### [Work to complete]
**a)** Quote the Green Valley, South Dakota text word for word, starting at "Green Valley is" and ending at "sqmi, all land.".
**b)** In the Green Valley, South Dakota text, list every entry marked with a bullet (•) under the heading "Area," along with its value.
**c)** Write what comes next in the text about Green Valley, South Dakota, beginning after its final sentence.

### [Passage for review]
=== Section Start ===

- Location in Pennington County and the state of South Dakota
- Coordinates: 44°02′20″N 103°06′42″W﻿ / ﻿44.03889°N 103.11167°W
- Country: United States
- State: South Dakota
- Counties: Pennington

Area
- • Total: 3.7 sq mi (9.6 km^{2})
- • Land: 3.7 sq mi (9.6 km^{2})
- • Water: 0 sq mi (0 km^{2})
- Elevation: 3,045 ft (928 m)

Population (2020)
- • Total: 1,051
- • Density: 250/sq mi (96.7/km^{2})
- Time zone: Mountain (MST)
- GNIS feature ID: 2393029

= Green Valley, South Dakota =

Green Valley is a census-designated place (CDP) and unincorporated community in Pennington County, South Dakota, United States. The population was 1,051 at the 2020 census.

==Geography==
According to the United States Census Bureau, the CDP has a total area of 3.7 sqmi, all land.

=== Section End ===

Dataset records
=== Section Start ===

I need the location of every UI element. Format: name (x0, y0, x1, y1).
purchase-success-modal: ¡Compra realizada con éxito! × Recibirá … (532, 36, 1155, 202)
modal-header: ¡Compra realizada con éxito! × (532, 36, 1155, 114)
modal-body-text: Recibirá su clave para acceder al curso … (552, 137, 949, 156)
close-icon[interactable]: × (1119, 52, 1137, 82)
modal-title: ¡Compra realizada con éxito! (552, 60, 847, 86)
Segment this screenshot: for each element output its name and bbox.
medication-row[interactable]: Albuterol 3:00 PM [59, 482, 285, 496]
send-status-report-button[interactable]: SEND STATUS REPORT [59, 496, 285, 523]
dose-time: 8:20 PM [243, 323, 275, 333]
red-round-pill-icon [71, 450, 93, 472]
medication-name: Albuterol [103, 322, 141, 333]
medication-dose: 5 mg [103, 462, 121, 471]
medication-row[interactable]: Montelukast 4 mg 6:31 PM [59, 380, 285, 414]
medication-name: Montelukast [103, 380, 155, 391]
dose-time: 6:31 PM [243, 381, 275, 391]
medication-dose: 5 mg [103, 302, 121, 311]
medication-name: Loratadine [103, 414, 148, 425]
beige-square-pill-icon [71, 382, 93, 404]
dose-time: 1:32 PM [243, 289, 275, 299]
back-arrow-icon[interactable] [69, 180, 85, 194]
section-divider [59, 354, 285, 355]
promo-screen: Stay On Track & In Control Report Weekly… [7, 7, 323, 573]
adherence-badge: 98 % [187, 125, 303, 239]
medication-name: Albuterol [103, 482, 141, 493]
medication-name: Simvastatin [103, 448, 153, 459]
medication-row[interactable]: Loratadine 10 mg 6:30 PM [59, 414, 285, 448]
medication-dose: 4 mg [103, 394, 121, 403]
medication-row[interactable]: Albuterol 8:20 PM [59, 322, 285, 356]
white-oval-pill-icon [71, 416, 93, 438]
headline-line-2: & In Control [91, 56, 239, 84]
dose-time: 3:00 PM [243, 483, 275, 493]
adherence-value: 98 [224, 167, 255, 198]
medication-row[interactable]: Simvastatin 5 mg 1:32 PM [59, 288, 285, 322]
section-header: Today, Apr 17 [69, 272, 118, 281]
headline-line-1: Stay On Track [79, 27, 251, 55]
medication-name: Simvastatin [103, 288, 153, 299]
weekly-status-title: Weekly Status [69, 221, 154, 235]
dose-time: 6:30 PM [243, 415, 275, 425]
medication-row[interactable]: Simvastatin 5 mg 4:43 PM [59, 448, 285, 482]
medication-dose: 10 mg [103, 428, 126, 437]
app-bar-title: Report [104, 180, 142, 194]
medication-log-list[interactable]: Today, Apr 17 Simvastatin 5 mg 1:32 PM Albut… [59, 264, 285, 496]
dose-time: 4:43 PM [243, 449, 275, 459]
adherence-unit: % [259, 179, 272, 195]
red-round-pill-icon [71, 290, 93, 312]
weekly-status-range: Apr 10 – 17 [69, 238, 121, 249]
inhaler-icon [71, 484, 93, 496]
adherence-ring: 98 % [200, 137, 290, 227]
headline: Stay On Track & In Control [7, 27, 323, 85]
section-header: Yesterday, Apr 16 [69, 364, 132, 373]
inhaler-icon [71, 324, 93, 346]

=== Section End ===

### [Task-by-task answers]
**a)**
Green Valley is a census-designated place (CDP) and unincorporated community in Pennington County, South Dakota, United States. The population was 1,051 at the 2020 census.

==Geography==
According to the United States Census Bureau, the CDP has a total area of 3.7 sqmi, all land.

**b)**
- Total: 3.7 sq mi (9.6 km²)
- Land: 3.7 sq mi (9.6 km²)
- Water: 0 sq mi (0 km²)

**c)**
==Demographics==

As of the census of 2000, there were 768 people, 314 households, and 211 families residing in the CDP. The population density was 206.9 PD/sqmi. There were 321 housing units at an average density of 86.5 /sqmi. The racial makeup of the CDP was 95.57% White, 2.73% Native American, 0.13% Asian, 0.13% Pacific Islander, and 1.43% from two or more races. Hispanic or Latino of any race were 2.08% of the population.

There were 314 households, out of which 29.6% had children under the age of 18 living with them, 53.5% were married couples living together, 8.0% had a female householder with no husband present, and 32.8% were non-families. 23.9% of all households were made up of individuals, and 4.8% had someone living alone who was 65 years of age or older. The average household size was 2.45 and the average family size was 2.90.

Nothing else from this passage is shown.